**Work instructions:**
Transcribe the full listing exactly, and drop every picture.

[Stored entries]

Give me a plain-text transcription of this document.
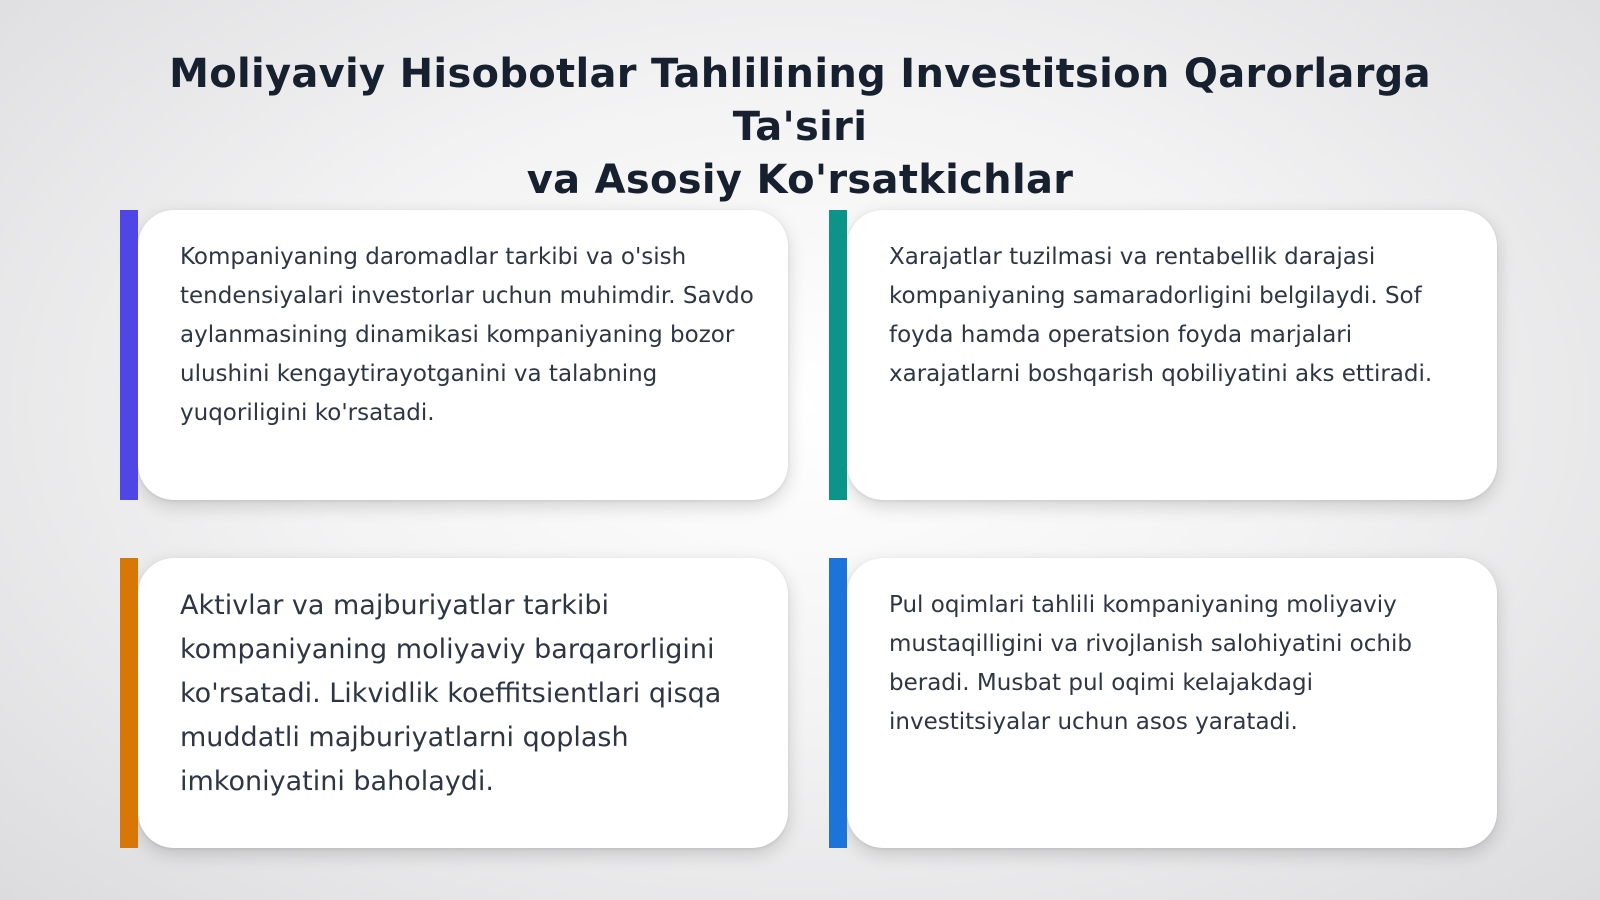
Moliyaviy Hisobotlar Tahlilining Investitsion Qarorlarga Ta'siri
va Asosiy Ko'rsatkichlar

Kompaniyaning daromadlar tarkibi va o'sish tendensiyalari investorlar uchun muhimdir. Savdo aylanmasining dinamikasi kompaniyaning bozor ulushini kengaytirayotganini va talabning yuqoriligini ko'rsatadi.

Xarajatlar tuzilmasi va rentabellik darajasi kompaniyaning samaradorligini belgilaydi. Sof foyda hamda operatsion foyda marjalari xarajatlarni boshqarish qobiliyatini aks ettiradi.

Aktivlar va majburiyatlar tarkibi kompaniyaning moliyaviy barqarorligini ko'rsatadi. Likvidlik koeffitsientlari qisqa muddatli majburiyatlarni qoplash imkoniyatini baholaydi.

Pul oqimlari tahlili kompaniyaning moliyaviy mustaqilligini va rivojlanish salohiyatini ochib beradi. Musbat pul oqimi kelajakdagi investitsiyalar uchun asos yaratadi.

**The reply:**
Give me a plain-text transcription of this document.
Moliyaviy Hisobotlar Tahlilining Investitsion Qarorlarga Ta'siri
va Asosiy Ko'rsatkichlar

Kompaniyaning daromadlar tarkibi va o'sish tendensiyalari investorlar uchun muhimdir. Savdo aylanmasining dinamikasi kompaniyaning bozor ulushini kengaytirayotganini va talabning yuqoriligini ko'rsatadi.

Xarajatlar tuzilmasi va rentabellik darajasi kompaniyaning samaradorligini belgilaydi. Sof foyda hamda operatsion foyda marjalari xarajatlarni boshqarish qobiliyatini aks ettiradi.

Aktivlar va majburiyatlar tarkibi kompaniyaning moliyaviy barqarorligini ko'rsatadi. Likvidlik koeffitsientlari qisqa muddatli majburiyatlarni qoplash imkoniyatini baholaydi.

Pul oqimlari tahlili kompaniyaning moliyaviy mustaqilligini va rivojlanish salohiyatini ochib beradi. Musbat pul oqimi kelajakdagi investitsiyalar uchun asos yaratadi.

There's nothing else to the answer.